• _SOURCE DOCUMENT_
....
37. The method of claim 36 further comprising providing a lifting and guide frame assembly comprising an upper lifting frame connected to the lower marine riser package connector and a lower guide frame connected to the blowout preventer stack, wherein the lower marine riser package connector and the upper lifting frame are vertically and laterally moveable about a slot formed in the lower guide frame to maintain the axial alignment of the riser for moving the riser between the lower marine riser package mandrel and the secondary support mandrel.
38. The method of claim 37 further comprising attaching one or more hydraulic rams between the upper lifting frame and the lower guide frame and driving the lower marine riser package connector and the upper lifting frame between the lower marine riser package and the secondary return mandrel.
39. The method of claim 38 further comprising providing a lifting and guide frame assembly having an upper lifting frame connected to the lower marine riser package connector and a lower guide frame connected to the blowout preventer stack, wherein the lifting frame restricts the vertical movement of the lower marine riser package connector and the guide frame restricts the lateral movement of the lower marine riser package connector to maintain the axial alignment of the riser and control the movement of the riser between the lower marine riser package mandrel and the secondary support mandrel.
40. The method of claim 36 further comprising providing a guide frame assembly having a guide frame attached to the blowout preventer stack, a guide pin attached to the lower marine riser package connector, the guide pin being retained within a slot formed in a guide plate, the guide plate being attached to the guide frame by one or more pivotable arms wherein the slot in the guide plate restricts the vertical movement of the lower marine riser package connector relative to the blowout preventer stack and the arms restrict the lateral movement of the lower marine riser package connector between the lower marine riser package mandrel and the secondary support mandrel to maintain the axial alignment of the riser during movement of the riser between the lower marine riser package mandrel and the secondary support mandrel.
41. The method of claim 40 further comprises providing the guide frame assembly with a hydraulic accuating ram attached to the guide frame at one end and attached to an arm on the other end and accuating the ram to laterally move the lower marine riser package connector from the lower marine riser package mandrel to the secondary support mandrel.
42. The method of claim 41 further comprising accuating the ram to laterally move the lower marine riser package connector from the secondary support mandrel to the lower marine riser package mandrel.
....
• _DATASET SECTION_
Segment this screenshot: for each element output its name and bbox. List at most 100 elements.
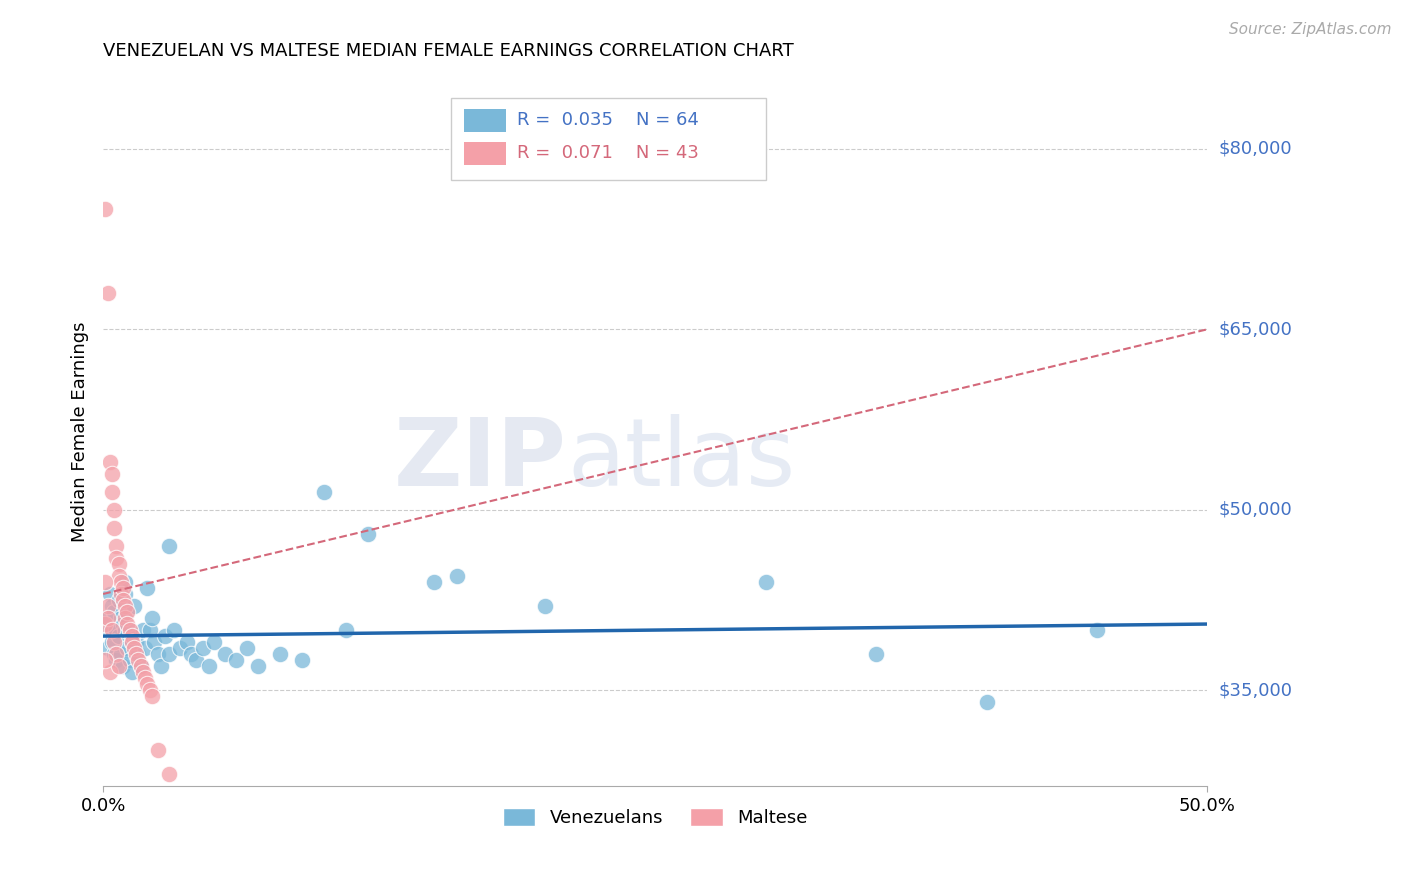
....
• _YOUR INSTRUCTIONS_
Repeat the patent claims word for word, starting with "42. The method" and going on through "riser package mandrel.". The listing is separate material, unrelated to the patent claims.

• _EXERCISE ANSWER_
42. The method of claim 41 further comprising accuating the ram to laterally move the lower marine riser package connector from the secondary support mandrel to the lower marine riser package mandrel.